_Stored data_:
§

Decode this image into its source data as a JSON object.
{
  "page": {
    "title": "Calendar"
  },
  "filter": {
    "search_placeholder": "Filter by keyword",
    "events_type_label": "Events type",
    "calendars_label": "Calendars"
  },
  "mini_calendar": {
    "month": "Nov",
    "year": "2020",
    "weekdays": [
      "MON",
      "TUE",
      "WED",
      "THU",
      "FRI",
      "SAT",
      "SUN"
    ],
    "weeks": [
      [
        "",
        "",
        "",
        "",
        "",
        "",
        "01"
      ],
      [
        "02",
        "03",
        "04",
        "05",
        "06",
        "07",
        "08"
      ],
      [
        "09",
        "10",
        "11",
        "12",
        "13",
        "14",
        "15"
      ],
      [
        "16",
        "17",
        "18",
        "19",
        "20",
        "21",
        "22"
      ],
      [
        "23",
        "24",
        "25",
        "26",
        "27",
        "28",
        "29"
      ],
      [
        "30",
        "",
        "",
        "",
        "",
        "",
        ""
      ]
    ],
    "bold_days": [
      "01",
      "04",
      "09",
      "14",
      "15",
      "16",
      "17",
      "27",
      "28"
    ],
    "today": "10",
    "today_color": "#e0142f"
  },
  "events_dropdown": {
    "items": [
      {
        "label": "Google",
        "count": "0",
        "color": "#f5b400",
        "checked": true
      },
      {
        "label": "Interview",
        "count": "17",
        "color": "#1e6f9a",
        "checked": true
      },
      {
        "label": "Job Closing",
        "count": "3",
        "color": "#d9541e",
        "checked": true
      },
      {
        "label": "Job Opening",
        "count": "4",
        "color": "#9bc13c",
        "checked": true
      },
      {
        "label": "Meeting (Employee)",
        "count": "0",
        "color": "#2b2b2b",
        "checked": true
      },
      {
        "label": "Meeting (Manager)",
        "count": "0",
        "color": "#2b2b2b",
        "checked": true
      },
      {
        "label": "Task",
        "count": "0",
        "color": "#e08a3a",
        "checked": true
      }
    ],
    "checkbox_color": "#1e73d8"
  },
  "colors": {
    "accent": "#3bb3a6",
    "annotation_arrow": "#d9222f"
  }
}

§

_Description of the task_:
Copy all lines above containing the string "Meeting".

_Reply to the task_:
        "label": "Meeting (Employee)",
        "label": "Meeting (Manager)",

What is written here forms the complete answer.